● **What the task asks**: Only the number is wanted: how many lines contain the string "بهما"?
_____
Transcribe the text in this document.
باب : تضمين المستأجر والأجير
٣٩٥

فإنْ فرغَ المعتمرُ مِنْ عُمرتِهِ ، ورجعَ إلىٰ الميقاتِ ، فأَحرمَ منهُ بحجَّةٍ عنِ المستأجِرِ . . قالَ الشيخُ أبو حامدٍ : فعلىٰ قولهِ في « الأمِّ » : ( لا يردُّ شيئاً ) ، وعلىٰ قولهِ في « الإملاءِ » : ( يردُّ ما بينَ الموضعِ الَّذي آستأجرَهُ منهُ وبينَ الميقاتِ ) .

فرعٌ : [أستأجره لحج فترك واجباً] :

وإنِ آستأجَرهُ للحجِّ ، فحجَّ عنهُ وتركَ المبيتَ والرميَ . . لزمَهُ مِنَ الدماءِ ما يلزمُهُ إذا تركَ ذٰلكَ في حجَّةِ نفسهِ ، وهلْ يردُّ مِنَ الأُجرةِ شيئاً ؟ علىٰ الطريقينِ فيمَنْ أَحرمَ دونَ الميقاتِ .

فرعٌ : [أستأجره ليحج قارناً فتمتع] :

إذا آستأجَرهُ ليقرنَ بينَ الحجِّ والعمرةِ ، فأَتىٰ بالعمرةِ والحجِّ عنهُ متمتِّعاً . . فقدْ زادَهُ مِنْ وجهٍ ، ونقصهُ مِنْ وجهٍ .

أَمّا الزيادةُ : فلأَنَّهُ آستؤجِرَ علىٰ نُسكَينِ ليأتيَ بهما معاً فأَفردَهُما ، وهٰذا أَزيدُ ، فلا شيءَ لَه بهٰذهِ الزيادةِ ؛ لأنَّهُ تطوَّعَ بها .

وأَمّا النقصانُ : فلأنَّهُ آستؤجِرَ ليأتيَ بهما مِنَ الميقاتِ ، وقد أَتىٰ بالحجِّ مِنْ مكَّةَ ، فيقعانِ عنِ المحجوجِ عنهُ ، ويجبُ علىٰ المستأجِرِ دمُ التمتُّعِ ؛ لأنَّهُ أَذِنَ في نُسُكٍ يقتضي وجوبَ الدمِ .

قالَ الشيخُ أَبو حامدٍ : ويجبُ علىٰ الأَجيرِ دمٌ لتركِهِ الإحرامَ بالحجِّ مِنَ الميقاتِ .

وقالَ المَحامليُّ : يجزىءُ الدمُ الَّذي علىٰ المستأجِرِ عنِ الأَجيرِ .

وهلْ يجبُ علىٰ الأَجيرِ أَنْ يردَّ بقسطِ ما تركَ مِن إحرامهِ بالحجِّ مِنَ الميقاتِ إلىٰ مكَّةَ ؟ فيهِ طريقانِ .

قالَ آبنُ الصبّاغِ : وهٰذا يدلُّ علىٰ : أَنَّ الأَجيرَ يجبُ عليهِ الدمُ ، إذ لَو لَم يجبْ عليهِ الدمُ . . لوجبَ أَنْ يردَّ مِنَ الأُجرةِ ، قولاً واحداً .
_____
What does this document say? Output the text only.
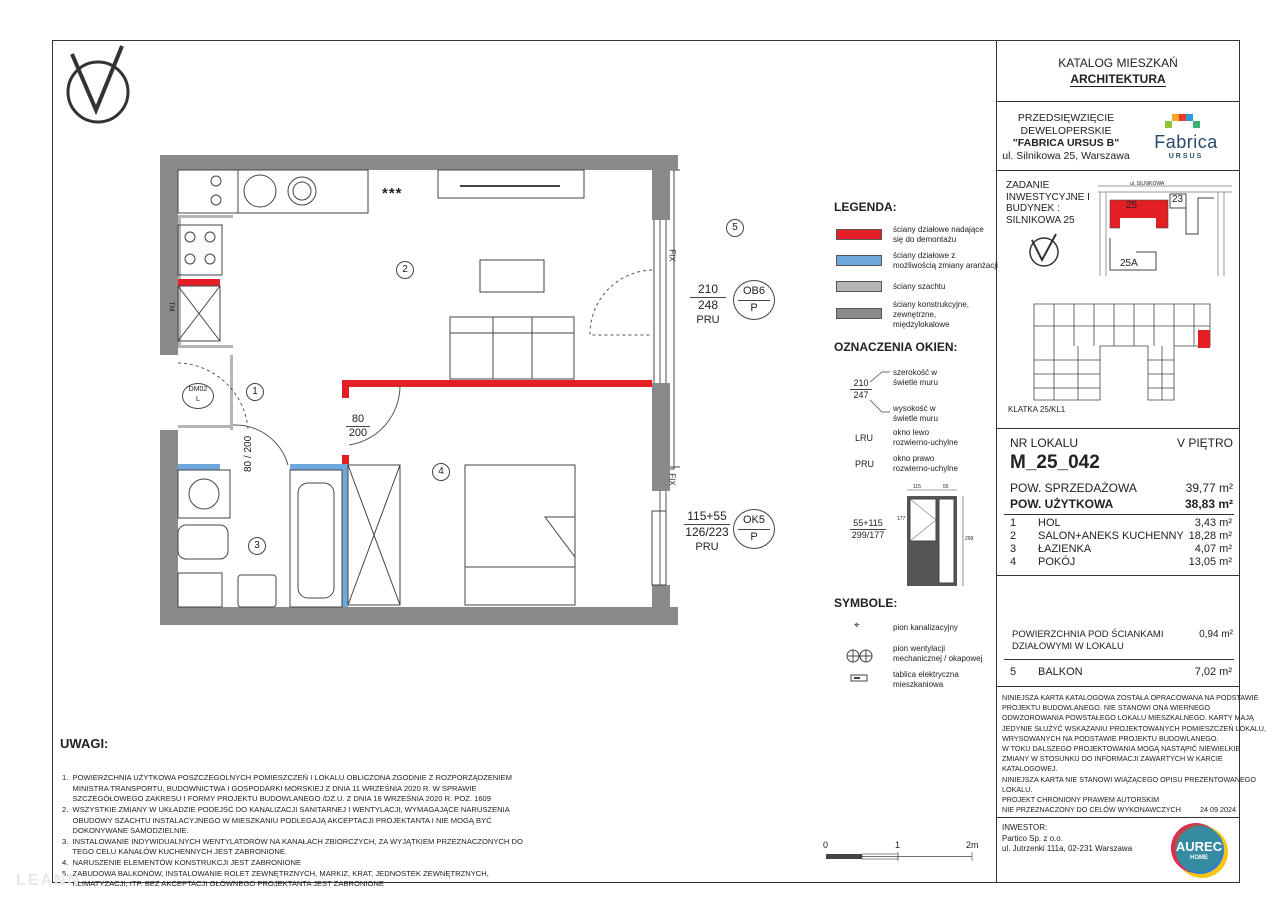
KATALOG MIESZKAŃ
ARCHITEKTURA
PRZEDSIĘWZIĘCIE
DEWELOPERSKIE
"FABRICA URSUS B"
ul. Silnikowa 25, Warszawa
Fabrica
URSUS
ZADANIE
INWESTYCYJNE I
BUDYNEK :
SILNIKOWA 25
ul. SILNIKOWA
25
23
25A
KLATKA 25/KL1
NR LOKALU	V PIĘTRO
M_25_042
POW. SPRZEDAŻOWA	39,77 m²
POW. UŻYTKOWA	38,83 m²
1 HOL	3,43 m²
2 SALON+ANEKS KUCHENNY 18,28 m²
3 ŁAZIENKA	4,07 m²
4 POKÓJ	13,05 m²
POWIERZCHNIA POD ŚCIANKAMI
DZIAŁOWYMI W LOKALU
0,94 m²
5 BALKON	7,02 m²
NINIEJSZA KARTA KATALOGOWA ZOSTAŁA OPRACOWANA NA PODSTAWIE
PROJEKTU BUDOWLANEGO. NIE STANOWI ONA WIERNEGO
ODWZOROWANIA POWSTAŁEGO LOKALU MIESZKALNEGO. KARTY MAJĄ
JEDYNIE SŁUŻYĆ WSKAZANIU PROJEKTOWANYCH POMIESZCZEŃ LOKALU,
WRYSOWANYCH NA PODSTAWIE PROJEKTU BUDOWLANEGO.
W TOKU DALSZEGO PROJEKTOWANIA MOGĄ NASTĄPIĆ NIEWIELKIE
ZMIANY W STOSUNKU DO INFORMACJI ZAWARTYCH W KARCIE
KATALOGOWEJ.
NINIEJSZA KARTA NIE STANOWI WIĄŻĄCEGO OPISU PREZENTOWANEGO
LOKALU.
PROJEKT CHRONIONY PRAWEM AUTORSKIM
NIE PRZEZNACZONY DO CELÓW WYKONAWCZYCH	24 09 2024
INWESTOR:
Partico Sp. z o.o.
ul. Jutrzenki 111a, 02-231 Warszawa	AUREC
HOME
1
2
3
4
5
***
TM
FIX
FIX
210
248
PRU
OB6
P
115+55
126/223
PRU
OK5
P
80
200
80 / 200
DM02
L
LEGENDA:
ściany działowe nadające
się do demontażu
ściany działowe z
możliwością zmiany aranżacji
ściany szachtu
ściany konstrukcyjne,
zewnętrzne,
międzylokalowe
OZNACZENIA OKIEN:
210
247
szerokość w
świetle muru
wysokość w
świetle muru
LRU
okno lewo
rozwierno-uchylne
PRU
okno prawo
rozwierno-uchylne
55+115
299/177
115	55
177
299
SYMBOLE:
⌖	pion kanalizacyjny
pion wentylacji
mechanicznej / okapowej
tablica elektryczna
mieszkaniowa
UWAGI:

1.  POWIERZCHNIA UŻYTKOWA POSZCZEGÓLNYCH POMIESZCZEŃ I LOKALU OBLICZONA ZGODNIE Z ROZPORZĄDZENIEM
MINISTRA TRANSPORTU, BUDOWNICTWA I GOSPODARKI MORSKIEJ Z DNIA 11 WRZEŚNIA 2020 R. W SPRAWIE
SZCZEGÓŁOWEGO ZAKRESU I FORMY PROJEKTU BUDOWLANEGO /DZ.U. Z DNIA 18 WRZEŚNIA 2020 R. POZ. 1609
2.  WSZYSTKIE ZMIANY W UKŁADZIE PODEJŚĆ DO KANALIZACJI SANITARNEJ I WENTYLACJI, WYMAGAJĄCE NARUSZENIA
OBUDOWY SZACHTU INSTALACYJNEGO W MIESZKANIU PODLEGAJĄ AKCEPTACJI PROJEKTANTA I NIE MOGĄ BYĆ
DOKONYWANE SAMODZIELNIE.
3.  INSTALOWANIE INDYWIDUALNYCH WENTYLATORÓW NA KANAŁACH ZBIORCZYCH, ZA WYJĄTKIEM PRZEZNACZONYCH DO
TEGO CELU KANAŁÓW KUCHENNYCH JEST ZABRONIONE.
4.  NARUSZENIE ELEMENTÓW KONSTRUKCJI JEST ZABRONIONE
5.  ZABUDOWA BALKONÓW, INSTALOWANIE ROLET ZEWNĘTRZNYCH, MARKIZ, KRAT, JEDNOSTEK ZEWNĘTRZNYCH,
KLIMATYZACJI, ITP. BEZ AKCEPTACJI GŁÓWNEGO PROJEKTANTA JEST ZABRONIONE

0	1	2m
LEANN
_____
● **Solution to this problem**: 2